▶ WORK INSTRUCTIONS:
Report the number of lines in these entries that contain "доставляемыхъ". Write only the number.

▶ DATA LINES:
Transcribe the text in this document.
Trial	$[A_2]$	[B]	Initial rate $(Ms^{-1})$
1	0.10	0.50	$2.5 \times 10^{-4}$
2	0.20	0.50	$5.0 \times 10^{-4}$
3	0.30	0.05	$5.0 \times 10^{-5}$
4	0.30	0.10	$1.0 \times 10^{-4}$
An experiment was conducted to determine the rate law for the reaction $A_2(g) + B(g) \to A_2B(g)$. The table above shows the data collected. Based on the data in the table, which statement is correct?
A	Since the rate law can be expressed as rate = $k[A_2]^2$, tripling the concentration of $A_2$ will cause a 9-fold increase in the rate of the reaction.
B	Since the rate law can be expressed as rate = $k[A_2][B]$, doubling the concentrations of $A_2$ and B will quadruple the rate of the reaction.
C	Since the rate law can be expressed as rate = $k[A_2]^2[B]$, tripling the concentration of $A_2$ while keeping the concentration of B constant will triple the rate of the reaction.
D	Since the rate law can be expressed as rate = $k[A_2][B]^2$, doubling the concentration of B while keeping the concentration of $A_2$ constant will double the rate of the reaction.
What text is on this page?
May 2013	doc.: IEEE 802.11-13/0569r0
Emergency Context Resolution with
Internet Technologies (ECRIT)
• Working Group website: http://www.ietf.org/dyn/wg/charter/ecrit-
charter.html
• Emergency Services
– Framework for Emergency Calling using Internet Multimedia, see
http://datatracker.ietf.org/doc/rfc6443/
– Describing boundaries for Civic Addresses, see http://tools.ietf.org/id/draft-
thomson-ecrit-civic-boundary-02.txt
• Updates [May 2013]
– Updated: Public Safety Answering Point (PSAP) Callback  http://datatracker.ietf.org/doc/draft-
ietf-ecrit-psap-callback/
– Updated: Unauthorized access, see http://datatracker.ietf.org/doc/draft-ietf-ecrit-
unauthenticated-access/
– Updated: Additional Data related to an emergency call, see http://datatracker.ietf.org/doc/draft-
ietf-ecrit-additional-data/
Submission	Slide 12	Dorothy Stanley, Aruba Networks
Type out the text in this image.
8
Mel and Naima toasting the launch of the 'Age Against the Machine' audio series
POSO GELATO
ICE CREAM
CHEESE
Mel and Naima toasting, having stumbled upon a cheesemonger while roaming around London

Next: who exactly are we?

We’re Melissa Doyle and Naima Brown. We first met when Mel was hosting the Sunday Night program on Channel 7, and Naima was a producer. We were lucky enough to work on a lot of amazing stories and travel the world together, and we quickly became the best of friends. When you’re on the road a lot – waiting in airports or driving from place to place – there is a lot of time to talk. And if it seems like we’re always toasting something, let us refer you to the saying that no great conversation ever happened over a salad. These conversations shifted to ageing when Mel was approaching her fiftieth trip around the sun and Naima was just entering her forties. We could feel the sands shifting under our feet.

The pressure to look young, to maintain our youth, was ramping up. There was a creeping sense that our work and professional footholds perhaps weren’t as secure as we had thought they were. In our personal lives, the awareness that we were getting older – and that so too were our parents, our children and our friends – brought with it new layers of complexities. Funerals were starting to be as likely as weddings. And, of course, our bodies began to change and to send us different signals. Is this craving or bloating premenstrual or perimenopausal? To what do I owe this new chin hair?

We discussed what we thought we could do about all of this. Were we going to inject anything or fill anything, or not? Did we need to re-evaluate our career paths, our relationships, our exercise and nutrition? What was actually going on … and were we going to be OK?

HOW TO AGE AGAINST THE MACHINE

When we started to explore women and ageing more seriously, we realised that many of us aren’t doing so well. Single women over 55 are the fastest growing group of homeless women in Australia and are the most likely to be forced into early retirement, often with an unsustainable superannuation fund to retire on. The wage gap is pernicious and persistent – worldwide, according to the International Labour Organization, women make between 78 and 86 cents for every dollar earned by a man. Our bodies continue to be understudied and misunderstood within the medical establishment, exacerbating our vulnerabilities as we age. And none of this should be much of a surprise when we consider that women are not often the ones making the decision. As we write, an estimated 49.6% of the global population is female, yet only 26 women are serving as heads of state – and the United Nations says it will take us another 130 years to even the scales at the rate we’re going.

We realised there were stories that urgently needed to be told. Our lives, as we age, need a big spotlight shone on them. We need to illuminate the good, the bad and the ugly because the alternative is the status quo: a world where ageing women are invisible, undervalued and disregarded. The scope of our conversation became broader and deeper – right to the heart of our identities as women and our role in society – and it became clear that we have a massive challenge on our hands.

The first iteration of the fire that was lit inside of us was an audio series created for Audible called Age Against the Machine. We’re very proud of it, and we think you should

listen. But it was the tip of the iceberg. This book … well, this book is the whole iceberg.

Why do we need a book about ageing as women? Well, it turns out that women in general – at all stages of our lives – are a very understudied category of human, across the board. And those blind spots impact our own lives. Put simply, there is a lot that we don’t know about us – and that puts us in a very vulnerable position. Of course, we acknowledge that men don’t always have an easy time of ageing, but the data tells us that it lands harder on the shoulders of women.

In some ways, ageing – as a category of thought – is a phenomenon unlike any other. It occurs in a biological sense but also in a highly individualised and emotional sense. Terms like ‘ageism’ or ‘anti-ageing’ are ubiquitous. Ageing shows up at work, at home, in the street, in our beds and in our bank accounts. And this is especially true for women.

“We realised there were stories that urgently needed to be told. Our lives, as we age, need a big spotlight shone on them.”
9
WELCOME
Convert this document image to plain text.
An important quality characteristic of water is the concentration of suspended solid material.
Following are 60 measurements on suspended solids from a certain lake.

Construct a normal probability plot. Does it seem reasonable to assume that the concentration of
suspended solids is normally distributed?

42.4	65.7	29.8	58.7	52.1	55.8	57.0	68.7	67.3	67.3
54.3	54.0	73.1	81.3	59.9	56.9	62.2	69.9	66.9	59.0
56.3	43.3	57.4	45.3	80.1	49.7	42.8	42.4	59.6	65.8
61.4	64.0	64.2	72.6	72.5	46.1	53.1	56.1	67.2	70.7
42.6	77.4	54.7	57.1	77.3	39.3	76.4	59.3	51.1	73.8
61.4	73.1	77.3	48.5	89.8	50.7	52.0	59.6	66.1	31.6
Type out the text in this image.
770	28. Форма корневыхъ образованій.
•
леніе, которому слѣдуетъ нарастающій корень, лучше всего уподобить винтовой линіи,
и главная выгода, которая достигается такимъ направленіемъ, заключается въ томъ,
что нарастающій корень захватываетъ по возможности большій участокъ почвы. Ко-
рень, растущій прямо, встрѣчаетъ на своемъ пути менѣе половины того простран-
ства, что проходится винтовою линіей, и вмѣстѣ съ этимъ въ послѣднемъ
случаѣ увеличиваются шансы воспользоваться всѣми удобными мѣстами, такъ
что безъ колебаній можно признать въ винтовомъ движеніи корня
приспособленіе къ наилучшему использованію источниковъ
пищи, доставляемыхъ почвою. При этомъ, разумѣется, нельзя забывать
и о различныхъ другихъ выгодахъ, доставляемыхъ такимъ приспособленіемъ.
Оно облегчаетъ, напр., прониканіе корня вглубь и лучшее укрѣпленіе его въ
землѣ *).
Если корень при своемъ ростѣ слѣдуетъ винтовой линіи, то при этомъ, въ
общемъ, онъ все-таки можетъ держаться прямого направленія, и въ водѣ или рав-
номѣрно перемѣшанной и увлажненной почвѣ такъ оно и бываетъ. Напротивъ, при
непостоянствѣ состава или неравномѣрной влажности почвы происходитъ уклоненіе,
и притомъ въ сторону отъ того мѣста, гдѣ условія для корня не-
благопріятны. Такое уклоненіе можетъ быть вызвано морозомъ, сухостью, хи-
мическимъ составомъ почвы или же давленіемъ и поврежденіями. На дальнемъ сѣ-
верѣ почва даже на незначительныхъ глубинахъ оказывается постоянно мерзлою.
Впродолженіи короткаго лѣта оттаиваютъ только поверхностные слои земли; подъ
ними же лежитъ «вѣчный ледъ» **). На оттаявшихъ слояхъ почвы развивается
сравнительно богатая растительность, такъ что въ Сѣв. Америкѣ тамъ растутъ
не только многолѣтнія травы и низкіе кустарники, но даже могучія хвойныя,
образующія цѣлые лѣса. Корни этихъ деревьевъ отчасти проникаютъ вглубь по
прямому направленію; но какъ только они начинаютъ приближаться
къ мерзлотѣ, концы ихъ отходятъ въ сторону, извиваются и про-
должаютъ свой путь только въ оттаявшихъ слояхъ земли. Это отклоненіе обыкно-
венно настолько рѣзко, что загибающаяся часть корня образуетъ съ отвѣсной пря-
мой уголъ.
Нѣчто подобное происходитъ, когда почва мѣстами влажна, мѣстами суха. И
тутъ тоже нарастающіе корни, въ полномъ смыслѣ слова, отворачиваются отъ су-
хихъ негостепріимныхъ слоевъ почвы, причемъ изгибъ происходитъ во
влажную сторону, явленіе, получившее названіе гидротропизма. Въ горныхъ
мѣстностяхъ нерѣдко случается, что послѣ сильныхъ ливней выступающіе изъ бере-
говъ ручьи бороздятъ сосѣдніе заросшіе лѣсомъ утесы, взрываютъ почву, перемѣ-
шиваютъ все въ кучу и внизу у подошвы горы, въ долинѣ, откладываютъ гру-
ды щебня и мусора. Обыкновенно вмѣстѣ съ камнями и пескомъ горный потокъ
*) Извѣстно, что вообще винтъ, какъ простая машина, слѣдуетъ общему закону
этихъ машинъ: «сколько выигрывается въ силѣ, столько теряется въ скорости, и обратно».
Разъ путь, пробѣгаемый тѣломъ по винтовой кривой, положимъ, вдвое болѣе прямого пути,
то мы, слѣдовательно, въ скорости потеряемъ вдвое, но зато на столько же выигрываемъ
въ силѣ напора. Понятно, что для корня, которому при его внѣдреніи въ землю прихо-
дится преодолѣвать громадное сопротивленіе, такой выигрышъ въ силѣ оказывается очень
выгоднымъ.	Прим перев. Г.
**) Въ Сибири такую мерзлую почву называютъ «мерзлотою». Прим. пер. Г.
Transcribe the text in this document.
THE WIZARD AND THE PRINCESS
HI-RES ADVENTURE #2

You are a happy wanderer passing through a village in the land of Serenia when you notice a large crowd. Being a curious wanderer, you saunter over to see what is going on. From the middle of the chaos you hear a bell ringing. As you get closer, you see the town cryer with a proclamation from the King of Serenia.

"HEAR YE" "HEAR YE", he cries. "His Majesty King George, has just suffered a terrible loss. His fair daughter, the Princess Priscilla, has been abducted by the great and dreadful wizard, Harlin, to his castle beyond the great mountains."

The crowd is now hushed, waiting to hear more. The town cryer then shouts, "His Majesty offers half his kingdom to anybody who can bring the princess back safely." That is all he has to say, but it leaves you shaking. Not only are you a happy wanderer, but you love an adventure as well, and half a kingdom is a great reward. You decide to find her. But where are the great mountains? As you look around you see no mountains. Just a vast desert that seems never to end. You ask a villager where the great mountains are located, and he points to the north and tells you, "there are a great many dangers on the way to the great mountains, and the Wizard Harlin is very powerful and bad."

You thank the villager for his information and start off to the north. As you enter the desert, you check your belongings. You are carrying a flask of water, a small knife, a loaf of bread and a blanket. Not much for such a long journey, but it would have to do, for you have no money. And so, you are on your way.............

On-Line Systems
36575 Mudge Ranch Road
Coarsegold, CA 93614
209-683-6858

▶ EXERCISE OUTPUT:
2